_Directions for this task_
Return every line of the records below verbatim, with no pictures in the copy.
== The data
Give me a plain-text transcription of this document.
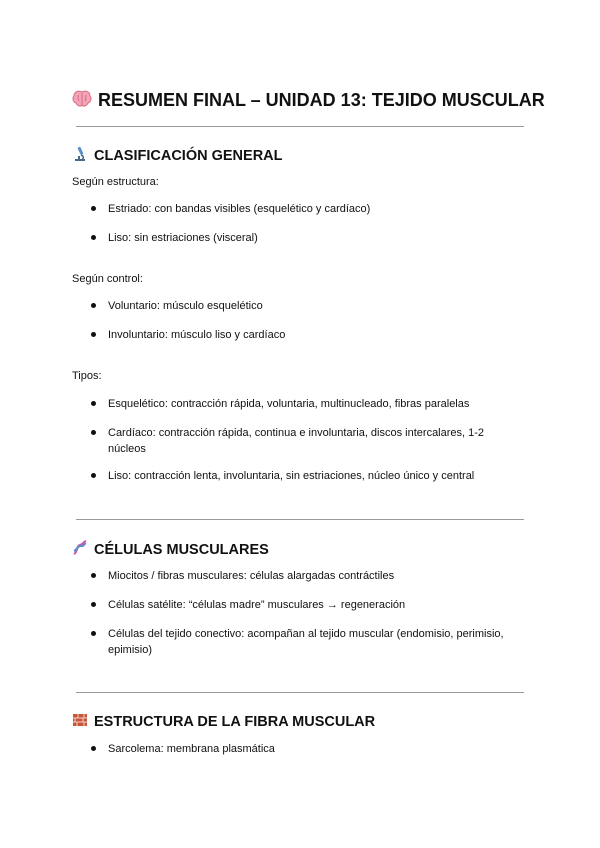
RESUMEN FINAL – UNIDAD 13: TEJIDO MUSCULAR
CLASIFICACIÓN GENERAL
Según estructura:
Estriado: con bandas visibles (esquelético y cardíaco)
Liso: sin estriaciones (visceral)
Según control:
Voluntario: músculo esquelético
Involuntario: músculo liso y cardíaco
Tipos:
Esquelético: contracción rápida, voluntaria, multinucleado, fibras paralelas
Cardíaco: contracción rápida, continua e involuntaria, discos intercalares, 1-2 núcleos
Liso: contracción lenta, involuntaria, sin estriaciones, núcleo único y central
CÉLULAS MUSCULARES
Miocitos / fibras musculares: células alargadas contráctiles
Células satélite: “células madre” musculares → regeneración
Células del tejido conectivo: acompañan al tejido muscular (endomisio, perimisio, epimisio)
ESTRUCTURA DE LA FIBRA MUSCULAR
Sarcolema: membrana plasmática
====
_Output for this exercise_
Give me a plain-text transcription of this document.
RESUMEN FINAL – UNIDAD 13: TEJIDO MUSCULAR
CLASIFICACIÓN GENERAL
Según estructura:
Estriado: con bandas visibles (esquelético y cardíaco)
Liso: sin estriaciones (visceral)
Según control:
Voluntario: músculo esquelético
Involuntario: músculo liso y cardíaco
Tipos:
Esquelético: contracción rápida, voluntaria, multinucleado, fibras paralelas
Cardíaco: contracción rápida, continua e involuntaria, discos intercalares, 1-2 núcleos
Liso: contracción lenta, involuntaria, sin estriaciones, núcleo único y central
CÉLULAS MUSCULARES
Miocitos / fibras musculares: células alargadas contráctiles
Células satélite: “células madre” musculares → regeneración
Células del tejido conectivo: acompañan al tejido muscular (endomisio, perimisio, epimisio)
ESTRUCTURA DE LA FIBRA MUSCULAR
Sarcolema: membrana plasmática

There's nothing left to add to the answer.